> [Your goal]
Copy the material word for word, starting at its first line and ending after the line that contains "tab-my-data[interactable]: 我的数据 (514, 50, 613, 77)".

> [Input records]
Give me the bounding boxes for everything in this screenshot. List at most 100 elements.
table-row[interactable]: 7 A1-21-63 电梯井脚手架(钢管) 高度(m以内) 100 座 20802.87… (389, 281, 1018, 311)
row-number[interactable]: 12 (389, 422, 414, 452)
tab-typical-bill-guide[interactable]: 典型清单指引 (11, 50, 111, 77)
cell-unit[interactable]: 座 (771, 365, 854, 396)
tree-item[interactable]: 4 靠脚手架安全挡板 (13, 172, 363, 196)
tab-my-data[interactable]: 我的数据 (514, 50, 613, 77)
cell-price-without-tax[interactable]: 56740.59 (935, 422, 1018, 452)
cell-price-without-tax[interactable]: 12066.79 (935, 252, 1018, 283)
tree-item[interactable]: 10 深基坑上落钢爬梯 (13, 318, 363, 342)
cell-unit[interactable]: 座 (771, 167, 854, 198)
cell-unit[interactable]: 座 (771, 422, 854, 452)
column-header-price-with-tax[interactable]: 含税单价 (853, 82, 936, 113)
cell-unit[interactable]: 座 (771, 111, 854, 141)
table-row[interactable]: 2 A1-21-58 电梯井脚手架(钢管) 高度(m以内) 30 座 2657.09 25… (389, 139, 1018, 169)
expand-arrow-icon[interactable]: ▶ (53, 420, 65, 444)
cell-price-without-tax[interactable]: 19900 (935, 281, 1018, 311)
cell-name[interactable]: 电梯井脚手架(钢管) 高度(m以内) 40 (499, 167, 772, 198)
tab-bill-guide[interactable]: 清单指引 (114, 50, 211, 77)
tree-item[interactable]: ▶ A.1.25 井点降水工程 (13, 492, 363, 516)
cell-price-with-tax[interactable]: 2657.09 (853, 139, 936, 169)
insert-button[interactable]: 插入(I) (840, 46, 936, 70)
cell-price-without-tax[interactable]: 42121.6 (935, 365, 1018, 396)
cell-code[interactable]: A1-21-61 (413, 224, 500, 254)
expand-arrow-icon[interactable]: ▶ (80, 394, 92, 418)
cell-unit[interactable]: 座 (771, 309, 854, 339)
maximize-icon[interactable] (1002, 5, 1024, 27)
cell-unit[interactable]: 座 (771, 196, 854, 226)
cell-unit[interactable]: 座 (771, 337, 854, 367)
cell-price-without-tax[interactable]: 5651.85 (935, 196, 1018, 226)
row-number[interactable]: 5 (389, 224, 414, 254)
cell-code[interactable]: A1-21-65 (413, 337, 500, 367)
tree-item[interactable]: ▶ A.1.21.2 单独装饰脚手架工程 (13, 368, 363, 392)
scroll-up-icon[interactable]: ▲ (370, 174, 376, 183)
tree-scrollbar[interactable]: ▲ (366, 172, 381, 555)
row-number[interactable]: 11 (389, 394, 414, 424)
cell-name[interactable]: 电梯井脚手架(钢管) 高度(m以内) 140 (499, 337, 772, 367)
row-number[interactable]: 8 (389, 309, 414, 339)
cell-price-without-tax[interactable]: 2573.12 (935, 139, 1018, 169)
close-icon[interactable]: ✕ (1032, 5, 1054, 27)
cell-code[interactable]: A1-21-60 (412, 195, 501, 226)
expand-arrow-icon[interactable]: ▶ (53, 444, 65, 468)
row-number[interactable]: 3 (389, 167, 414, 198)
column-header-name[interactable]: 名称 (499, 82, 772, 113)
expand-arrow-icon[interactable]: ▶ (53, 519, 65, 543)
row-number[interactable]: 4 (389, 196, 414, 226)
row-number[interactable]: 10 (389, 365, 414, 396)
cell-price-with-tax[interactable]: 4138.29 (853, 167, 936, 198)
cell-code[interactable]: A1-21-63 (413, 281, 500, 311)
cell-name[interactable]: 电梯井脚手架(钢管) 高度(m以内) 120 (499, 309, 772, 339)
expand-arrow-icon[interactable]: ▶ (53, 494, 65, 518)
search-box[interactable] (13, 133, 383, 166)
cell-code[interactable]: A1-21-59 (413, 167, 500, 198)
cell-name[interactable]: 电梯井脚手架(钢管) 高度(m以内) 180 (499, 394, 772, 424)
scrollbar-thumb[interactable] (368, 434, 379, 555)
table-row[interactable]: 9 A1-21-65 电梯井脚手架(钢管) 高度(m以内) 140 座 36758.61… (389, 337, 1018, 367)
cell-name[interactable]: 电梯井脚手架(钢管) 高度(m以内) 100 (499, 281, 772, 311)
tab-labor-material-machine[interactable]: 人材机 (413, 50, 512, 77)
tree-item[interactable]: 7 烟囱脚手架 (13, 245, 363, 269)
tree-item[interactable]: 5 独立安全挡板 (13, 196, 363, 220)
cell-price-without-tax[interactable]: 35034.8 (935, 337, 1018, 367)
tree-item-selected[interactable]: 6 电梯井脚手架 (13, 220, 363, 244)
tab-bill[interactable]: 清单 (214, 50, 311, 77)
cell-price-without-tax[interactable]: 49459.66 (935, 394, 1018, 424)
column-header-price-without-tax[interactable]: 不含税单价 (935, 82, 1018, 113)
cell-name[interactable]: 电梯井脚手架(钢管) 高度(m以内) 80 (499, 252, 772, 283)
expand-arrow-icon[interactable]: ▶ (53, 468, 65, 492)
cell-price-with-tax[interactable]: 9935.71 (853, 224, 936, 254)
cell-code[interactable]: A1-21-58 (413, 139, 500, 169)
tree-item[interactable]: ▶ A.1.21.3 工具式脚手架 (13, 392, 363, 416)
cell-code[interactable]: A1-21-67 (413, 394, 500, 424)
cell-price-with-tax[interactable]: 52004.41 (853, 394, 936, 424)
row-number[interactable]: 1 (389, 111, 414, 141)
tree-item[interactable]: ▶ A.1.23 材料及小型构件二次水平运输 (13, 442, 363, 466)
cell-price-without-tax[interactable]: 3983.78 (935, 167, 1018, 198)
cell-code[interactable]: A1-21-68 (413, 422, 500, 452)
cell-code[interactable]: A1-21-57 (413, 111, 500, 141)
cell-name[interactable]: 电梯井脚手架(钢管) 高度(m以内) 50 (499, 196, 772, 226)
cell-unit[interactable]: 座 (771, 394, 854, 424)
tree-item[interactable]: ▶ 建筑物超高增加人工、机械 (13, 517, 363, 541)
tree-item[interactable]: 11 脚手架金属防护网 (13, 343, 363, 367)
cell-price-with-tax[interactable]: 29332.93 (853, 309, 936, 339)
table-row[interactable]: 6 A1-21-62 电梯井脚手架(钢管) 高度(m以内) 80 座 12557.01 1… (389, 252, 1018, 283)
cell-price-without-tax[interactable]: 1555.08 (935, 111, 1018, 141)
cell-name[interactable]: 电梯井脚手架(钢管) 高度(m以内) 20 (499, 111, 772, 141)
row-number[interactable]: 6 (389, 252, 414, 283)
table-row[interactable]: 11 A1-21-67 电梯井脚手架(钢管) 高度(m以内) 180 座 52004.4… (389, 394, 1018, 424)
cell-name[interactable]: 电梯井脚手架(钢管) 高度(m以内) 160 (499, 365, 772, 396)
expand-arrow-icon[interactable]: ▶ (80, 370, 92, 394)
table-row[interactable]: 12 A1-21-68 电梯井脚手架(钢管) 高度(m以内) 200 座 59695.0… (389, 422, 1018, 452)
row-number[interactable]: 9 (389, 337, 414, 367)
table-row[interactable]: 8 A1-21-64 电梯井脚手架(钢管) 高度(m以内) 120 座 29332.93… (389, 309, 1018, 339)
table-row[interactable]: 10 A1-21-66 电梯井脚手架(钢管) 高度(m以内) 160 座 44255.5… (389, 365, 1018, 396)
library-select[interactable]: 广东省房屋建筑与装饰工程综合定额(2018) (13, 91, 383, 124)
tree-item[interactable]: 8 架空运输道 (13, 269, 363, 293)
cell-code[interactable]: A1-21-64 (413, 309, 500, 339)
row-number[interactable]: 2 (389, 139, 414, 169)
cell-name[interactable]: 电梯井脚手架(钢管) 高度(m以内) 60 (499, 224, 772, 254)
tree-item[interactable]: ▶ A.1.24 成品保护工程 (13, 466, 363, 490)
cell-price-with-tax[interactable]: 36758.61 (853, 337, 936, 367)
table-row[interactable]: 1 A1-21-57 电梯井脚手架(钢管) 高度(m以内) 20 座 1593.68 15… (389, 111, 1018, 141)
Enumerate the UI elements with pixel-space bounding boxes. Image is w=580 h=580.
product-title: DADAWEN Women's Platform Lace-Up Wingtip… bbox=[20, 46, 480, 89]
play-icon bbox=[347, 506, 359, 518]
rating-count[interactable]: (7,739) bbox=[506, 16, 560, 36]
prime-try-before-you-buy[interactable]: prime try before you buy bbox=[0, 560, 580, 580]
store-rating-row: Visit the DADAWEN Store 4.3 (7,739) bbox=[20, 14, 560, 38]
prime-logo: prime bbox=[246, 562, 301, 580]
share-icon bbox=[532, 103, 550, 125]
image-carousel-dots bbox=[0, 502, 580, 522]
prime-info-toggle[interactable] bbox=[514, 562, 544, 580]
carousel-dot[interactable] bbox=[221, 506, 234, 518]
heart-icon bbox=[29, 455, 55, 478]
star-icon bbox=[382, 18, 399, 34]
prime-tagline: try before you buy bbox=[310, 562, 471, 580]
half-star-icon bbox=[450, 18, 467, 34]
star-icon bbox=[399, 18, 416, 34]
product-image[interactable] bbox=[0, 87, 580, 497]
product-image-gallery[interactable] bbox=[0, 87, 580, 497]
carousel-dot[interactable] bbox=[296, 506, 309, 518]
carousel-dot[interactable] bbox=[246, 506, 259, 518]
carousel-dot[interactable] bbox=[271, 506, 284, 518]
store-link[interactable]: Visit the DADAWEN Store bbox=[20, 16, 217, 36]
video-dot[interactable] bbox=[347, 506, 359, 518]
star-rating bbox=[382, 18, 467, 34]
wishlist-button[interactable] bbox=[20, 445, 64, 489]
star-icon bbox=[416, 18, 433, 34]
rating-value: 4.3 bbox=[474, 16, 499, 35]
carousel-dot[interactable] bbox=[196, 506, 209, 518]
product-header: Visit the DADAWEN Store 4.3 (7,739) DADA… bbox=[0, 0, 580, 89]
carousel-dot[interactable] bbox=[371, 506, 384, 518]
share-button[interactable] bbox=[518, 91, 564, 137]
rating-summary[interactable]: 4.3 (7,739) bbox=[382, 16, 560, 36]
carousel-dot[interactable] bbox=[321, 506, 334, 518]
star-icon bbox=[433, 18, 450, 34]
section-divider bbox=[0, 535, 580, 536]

> [Reply]
Give me the bounding boxes for everything in this screenshot. List at most 100 elements.
table-row[interactable]: 7 A1-21-63 电梯井脚手架(钢管) 高度(m以内) 100 座 20802.87… (389, 281, 1018, 311)
row-number[interactable]: 12 (389, 422, 414, 452)
tab-typical-bill-guide[interactable]: 典型清单指引 (11, 50, 111, 77)
cell-unit[interactable]: 座 (771, 365, 854, 396)
tree-item[interactable]: 4 靠脚手架安全挡板 (13, 172, 363, 196)
tab-my-data[interactable]: 我的数据 (514, 50, 613, 77)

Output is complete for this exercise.